• **Instructions to follow**:
Repeat every line of the material, character for character.

# # # # #

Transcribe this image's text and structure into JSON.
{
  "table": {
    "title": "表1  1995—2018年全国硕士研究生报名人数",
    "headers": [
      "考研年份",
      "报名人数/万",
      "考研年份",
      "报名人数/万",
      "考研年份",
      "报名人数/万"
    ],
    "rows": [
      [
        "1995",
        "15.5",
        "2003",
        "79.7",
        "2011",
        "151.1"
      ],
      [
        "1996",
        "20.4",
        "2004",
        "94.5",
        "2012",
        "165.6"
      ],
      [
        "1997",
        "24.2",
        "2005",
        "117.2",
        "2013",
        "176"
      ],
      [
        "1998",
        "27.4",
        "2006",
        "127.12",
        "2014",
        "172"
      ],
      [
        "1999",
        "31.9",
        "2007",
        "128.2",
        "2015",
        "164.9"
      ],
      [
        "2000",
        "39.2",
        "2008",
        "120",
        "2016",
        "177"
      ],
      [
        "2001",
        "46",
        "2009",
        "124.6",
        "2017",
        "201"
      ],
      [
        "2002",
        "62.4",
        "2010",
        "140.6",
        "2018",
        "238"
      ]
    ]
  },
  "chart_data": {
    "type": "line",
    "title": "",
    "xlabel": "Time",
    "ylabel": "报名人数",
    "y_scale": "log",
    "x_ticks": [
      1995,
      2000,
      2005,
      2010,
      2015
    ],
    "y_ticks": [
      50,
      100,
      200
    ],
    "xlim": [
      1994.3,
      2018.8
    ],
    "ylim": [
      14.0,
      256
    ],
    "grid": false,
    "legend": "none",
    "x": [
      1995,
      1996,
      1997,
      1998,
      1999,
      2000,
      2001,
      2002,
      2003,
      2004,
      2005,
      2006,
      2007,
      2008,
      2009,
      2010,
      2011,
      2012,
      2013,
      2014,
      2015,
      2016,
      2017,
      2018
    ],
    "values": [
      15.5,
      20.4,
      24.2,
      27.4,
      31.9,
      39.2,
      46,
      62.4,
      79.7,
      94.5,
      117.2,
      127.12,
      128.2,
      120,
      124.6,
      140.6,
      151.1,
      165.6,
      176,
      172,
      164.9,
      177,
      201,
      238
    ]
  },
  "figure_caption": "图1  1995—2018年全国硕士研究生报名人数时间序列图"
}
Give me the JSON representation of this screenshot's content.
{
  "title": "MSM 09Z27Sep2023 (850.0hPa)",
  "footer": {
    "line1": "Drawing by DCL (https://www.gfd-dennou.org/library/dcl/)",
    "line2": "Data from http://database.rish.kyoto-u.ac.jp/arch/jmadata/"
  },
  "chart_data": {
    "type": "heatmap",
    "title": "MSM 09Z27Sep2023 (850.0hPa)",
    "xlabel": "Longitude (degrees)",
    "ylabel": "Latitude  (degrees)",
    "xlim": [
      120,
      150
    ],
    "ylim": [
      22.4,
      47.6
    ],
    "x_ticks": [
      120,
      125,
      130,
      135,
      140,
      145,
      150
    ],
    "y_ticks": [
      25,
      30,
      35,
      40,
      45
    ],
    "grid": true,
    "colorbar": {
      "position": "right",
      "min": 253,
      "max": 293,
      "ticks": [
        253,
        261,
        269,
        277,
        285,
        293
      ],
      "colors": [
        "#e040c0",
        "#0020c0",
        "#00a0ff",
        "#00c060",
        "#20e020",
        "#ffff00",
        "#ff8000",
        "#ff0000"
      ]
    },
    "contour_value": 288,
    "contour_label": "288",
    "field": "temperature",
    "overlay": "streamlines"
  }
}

# # # # #

• **Written answer**:
Transcribe this image's text and structure into JSON.
{
  "table": {
    "title": "表1  1995—2018年全国硕士研究生报名人数",
    "headers": [
      "考研年份",
      "报名人数/万",
      "考研年份",
      "报名人数/万",
      "考研年份",
      "报名人数/万"
    ],
    "rows": [
      [
        "1995",
        "15.5",
        "2003",
        "79.7",
        "2011",
        "151.1"
      ],
      [
        "1996",
        "20.4",
        "2004",
        "94.5",
        "2012",
        "165.6"
      ],
      [
        "1997",
        "24.2",
        "2005",
        "117.2",
        "2013",
        "176"
      ],
      [
        "1998",
        "27.4",
        "2006",
        "127.12",
        "2014",
        "172"
      ],
      [
        "1999",
        "31.9",
        "2007",
        "128.2",
        "2015",
        "164.9"
      ],
      [
        "2000",
        "39.2",
        "2008",
        "120",
        "2016",
        "177"
      ],
      [
        "2001",
        "46",
        "2009",
        "124.6",
        "2017",
        "201"
      ],
      [
        "2002",
        "62.4",
        "2010",
        "140.6",
        "2018",
        "238"
      ]
    ]
  },
  "chart_data": {
    "type": "line",
    "title": "",
    "xlabel": "Time",
    "ylabel": "报名人数",
    "y_scale": "log",
    "x_ticks": [
      1995,
      2000,
      2005,
      2010,
      2015
    ],
    "y_ticks": [
      50,
      100,
      200
    ],
    "xlim": [
      1994.3,
      2018.8
    ],
    "ylim": [
      14.0,
      256
    ],
    "grid": false,
    "legend": "none",
    "x": [
      1995,
      1996,
      1997,
      1998,
      1999,
      2000,
      2001,
      2002,
      2003,
      2004,
      2005,
      2006,
      2007,
      2008,
      2009,
      2010,
      2011,
      2012,
      2013,
      2014,
      2015,
      2016,
      2017,
      2018
    ],
    "values": [
      15.5,
      20.4,
      24.2,
      27.4,
      31.9,
      39.2,
      46,
      62.4,
      79.7,
      94.5,
      117.2,
      127.12,
      128.2,
      120,
      124.6,
      140.6,
      151.1,
      165.6,
      176,
      172,
      164.9,
      177,
      201,
      238
    ]
  },
  "figure_caption": "图1  1995—2018年全国硕士研究生报名人数时间序列图"
}
Give me the JSON representation of this screenshot's content.
{
  "title": "MSM 09Z27Sep2023 (850.0hPa)",
  "footer": {
    "line1": "Drawing by DCL (https://www.gfd-dennou.org/library/dcl/)",
    "line2": "Data from http://database.rish.kyoto-u.ac.jp/arch/jmadata/"
  },
  "chart_data": {
    "type": "heatmap",
    "title": "MSM 09Z27Sep2023 (850.0hPa)",
    "xlabel": "Longitude (degrees)",
    "ylabel": "Latitude  (degrees)",
    "xlim": [
      120,
      150
    ],
    "ylim": [
      22.4,
      47.6
    ],
    "x_ticks": [
      120,
      125,
      130,
      135,
      140,
      145,
      150
    ],
    "y_ticks": [
      25,
      30,
      35,
      40,
      45
    ],
    "grid": true,
    "colorbar": {
      "position": "right",
      "min": 253,
      "max": 293,
      "ticks": [
        253,
        261,
        269,
        277,
        285,
        293
      ],
      "colors": [
        "#e040c0",
        "#0020c0",
        "#00a0ff",
        "#00c060",
        "#20e020",
        "#ffff00",
        "#ff8000",
        "#ff0000"
      ]
    },
    "contour_value": 288,
    "contour_label": "288",
    "field": "temperature",
    "overlay": "streamlines"
  }
}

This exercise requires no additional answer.